## Records
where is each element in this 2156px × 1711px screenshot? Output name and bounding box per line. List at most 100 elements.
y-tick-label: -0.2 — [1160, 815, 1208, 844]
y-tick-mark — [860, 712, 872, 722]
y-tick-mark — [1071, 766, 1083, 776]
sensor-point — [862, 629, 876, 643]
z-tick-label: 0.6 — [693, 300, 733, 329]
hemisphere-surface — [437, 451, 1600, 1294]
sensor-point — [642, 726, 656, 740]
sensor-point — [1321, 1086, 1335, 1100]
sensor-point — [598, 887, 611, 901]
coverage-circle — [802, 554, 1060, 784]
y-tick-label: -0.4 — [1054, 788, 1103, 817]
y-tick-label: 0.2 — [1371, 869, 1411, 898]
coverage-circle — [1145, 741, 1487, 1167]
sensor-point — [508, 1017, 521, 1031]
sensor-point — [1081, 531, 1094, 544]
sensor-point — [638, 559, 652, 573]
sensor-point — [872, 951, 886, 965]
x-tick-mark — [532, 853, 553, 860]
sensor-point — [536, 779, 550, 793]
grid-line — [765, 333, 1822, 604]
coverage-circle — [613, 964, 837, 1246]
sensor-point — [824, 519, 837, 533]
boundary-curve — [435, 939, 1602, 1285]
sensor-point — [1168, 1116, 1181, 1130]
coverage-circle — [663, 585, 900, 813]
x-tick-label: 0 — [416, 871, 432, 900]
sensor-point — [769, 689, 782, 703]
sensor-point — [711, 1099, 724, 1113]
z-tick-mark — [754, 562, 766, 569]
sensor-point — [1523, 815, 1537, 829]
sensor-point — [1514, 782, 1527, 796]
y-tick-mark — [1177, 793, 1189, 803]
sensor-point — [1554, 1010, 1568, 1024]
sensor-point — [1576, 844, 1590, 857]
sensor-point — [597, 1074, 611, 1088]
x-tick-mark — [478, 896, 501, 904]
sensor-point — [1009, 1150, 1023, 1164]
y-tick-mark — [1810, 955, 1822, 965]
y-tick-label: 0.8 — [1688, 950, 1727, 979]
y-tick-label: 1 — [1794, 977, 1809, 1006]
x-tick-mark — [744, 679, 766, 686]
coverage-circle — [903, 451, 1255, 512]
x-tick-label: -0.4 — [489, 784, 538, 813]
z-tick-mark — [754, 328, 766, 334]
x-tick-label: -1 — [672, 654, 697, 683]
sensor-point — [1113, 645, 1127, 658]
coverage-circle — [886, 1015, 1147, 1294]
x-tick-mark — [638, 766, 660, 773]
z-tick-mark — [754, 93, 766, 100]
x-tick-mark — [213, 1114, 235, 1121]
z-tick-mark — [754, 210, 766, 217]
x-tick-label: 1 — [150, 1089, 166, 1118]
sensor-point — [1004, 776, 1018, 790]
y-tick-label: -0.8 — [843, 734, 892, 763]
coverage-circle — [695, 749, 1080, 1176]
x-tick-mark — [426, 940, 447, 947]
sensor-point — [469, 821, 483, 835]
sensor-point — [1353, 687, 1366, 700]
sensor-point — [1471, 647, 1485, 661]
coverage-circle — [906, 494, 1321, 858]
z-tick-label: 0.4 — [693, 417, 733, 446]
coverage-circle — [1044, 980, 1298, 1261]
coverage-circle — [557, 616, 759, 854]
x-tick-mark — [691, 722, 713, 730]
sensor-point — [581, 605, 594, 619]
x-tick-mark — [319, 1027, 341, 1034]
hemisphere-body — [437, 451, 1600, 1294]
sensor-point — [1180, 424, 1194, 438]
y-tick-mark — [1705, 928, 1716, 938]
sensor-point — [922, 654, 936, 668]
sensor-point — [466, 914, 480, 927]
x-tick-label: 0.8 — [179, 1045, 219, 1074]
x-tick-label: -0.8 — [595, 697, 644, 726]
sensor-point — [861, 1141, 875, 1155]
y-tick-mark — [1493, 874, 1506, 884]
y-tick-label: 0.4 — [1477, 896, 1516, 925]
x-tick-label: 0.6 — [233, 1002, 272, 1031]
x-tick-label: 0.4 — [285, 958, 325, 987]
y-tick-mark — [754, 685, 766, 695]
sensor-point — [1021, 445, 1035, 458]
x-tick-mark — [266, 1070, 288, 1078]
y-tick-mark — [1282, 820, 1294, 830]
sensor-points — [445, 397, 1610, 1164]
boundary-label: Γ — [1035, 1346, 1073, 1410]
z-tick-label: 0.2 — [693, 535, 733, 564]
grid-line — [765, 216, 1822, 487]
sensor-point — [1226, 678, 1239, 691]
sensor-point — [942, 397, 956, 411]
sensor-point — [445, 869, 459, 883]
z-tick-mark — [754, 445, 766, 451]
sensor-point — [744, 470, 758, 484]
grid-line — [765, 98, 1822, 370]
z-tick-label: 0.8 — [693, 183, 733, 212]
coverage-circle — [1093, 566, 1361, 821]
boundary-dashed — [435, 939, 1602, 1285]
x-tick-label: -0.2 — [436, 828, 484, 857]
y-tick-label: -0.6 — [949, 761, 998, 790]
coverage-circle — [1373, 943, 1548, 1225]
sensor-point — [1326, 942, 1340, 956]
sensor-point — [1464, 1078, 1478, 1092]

## To be done
Please format all of the records above as a Markdown table with two columns, Row for the row number and Record for the line, and leave out any blank lines.

## Answer for the task
| Row | Record |
|---|---|
| 1 | where is each element in this 2156px × 1711px screenshot? Output name and bounding box per line. List at most 100 elements. |
| 2 | y-tick-label: -0.2 — [1160, 815, 1208, 844] |
| 3 | y-tick-mark — [860, 712, 872, 722] |
| 4 | y-tick-mark — [1071, 766, 1083, 776] |
| 5 | sensor-point — [862, 629, 876, 643] |
| 6 | z-tick-label: 0.6 — [693, 300, 733, 329] |
| 7 | hemisphere-surface — [437, 451, 1600, 1294] |
| 8 | sensor-point — [642, 726, 656, 740] |
| 9 | sensor-point — [1321, 1086, 1335, 1100] |
| 10 | sensor-point — [598, 887, 611, 901] |
| 11 | coverage-circle — [802, 554, 1060, 784] |
| 12 | y-tick-label: -0.4 — [1054, 788, 1103, 817] |
| 13 | y-tick-label: 0.2 — [1371, 869, 1411, 898] |
| 14 | coverage-circle — [1145, 741, 1487, 1167] |
| 15 | sensor-point — [508, 1017, 521, 1031] |
| 16 | sensor-point — [1081, 531, 1094, 544] |
| 17 | sensor-point — [638, 559, 652, 573] |
| 18 | sensor-point — [872, 951, 886, 965] |
| 19 | x-tick-mark — [532, 853, 553, 860] |
| 20 | sensor-point — [536, 779, 550, 793] |
| 21 | grid-line — [765, 333, 1822, 604] |
| 22 | coverage-circle — [613, 964, 837, 1246] |
| 23 | sensor-point — [824, 519, 837, 533] |
| 24 | boundary-curve — [435, 939, 1602, 1285] |
| 25 | sensor-point — [1168, 1116, 1181, 1130] |
| 26 | coverage-circle — [663, 585, 900, 813] |
| 27 | x-tick-label: 0 — [416, 871, 432, 900] |
| 28 | sensor-point — [769, 689, 782, 703] |
| 29 | sensor-point — [711, 1099, 724, 1113] |
| 30 | z-tick-mark — [754, 562, 766, 569] |
| 31 | sensor-point — [1523, 815, 1537, 829] |
| 32 | sensor-point — [1514, 782, 1527, 796] |
| 33 | y-tick-mark — [1177, 793, 1189, 803] |
| 34 | sensor-point — [1554, 1010, 1568, 1024] |
| 35 | sensor-point — [1576, 844, 1590, 857] |
| 36 | sensor-point — [597, 1074, 611, 1088] |
| 37 | x-tick-mark — [478, 896, 501, 904] |
| 38 | sensor-point — [1009, 1150, 1023, 1164] |
| 39 | y-tick-mark — [1810, 955, 1822, 965] |
| 40 | y-tick-label: 0.8 — [1688, 950, 1727, 979] |
| 41 | y-tick-label: 1 — [1794, 977, 1809, 1006] |
| 42 | x-tick-mark — [744, 679, 766, 686] |
| 43 | coverage-circle — [903, 451, 1255, 512] |
| 44 | x-tick-label: -0.4 — [489, 784, 538, 813] |
| 45 | z-tick-mark — [754, 328, 766, 334] |
| 46 | x-tick-label: -1 — [672, 654, 697, 683] |
| 47 | sensor-point — [1113, 645, 1127, 658] |
| 48 | coverage-circle — [886, 1015, 1147, 1294] |
| 49 | x-tick-mark — [638, 766, 660, 773] |
| 50 | z-tick-mark — [754, 93, 766, 100] |
| 51 | x-tick-mark — [213, 1114, 235, 1121] |
| 52 | z-tick-mark — [754, 210, 766, 217] |
| 53 | x-tick-label: 1 — [150, 1089, 166, 1118] |
| 54 | sensor-point — [1004, 776, 1018, 790] |
| 55 | y-tick-label: -0.8 — [843, 734, 892, 763] |
| 56 | coverage-circle — [695, 749, 1080, 1176] |
| 57 | x-tick-mark — [426, 940, 447, 947] |
| 58 | sensor-point — [469, 821, 483, 835] |
| 59 | sensor-point — [1353, 687, 1366, 700] |
| 60 | sensor-point — [1471, 647, 1485, 661] |
| 61 | coverage-circle — [906, 494, 1321, 858] |
| 62 | z-tick-label: 0.4 — [693, 417, 733, 446] |
| 63 | coverage-circle — [1044, 980, 1298, 1261] |
| 64 | coverage-circle — [557, 616, 759, 854] |
| 65 | x-tick-mark — [691, 722, 713, 730] |
| 66 | sensor-point — [581, 605, 594, 619] |
| 67 | x-tick-mark — [319, 1027, 341, 1034] |
| 68 | hemisphere-body — [437, 451, 1600, 1294] |
| 69 | sensor-point — [1180, 424, 1194, 438] |
| 70 | y-tick-mark — [1705, 928, 1716, 938] |
| 71 | sensor-point — [922, 654, 936, 668] |
| 72 | sensor-point — [466, 914, 480, 927] |
| 73 | x-tick-label: 0.8 — [179, 1045, 219, 1074] |
| 74 | x-tick-label: -0.8 — [595, 697, 644, 726] |
| 75 | sensor-point — [861, 1141, 875, 1155] |
| 76 | y-tick-mark — [1493, 874, 1506, 884] |
| 77 | y-tick-label: 0.4 — [1477, 896, 1516, 925] |
| 78 | x-tick-label: 0.6 — [233, 1002, 272, 1031] |
| 79 | x-tick-label: 0.4 — [285, 958, 325, 987] |
| 80 | y-tick-mark — [754, 685, 766, 695] |
| 81 | sensor-point — [1021, 445, 1035, 458] |
| 82 | x-tick-mark — [266, 1070, 288, 1078] |
| 83 | y-tick-mark — [1282, 820, 1294, 830] |
| 84 | sensor-points — [445, 397, 1610, 1164] |
| 85 | boundary-label: Γ — [1035, 1346, 1073, 1410] |
| 86 | z-tick-label: 0.2 — [693, 535, 733, 564] |
| 87 | grid-line — [765, 216, 1822, 487] |
| 88 | sensor-point — [1226, 678, 1239, 691] |
| 89 | sensor-point — [942, 397, 956, 411] |
| 90 | sensor-point — [445, 869, 459, 883] |
| 91 | z-tick-mark — [754, 445, 766, 451] |
| 92 | sensor-point — [744, 470, 758, 484] |
| 93 | grid-line — [765, 98, 1822, 370] |
| 94 | z-tick-label: 0.8 — [693, 183, 733, 212] |
| 95 | coverage-circle — [1093, 566, 1361, 821] |
| 96 | boundary-dashed — [435, 939, 1602, 1285] |
| 97 | x-tick-label: -0.2 — [436, 828, 484, 857] |
| 98 | y-tick-label: -0.6 — [949, 761, 998, 790] |
| 99 | coverage-circle — [1373, 943, 1548, 1225] |
| 100 | sensor-point — [1326, 942, 1340, 956] |
| 101 | sensor-point — [1464, 1078, 1478, 1092] |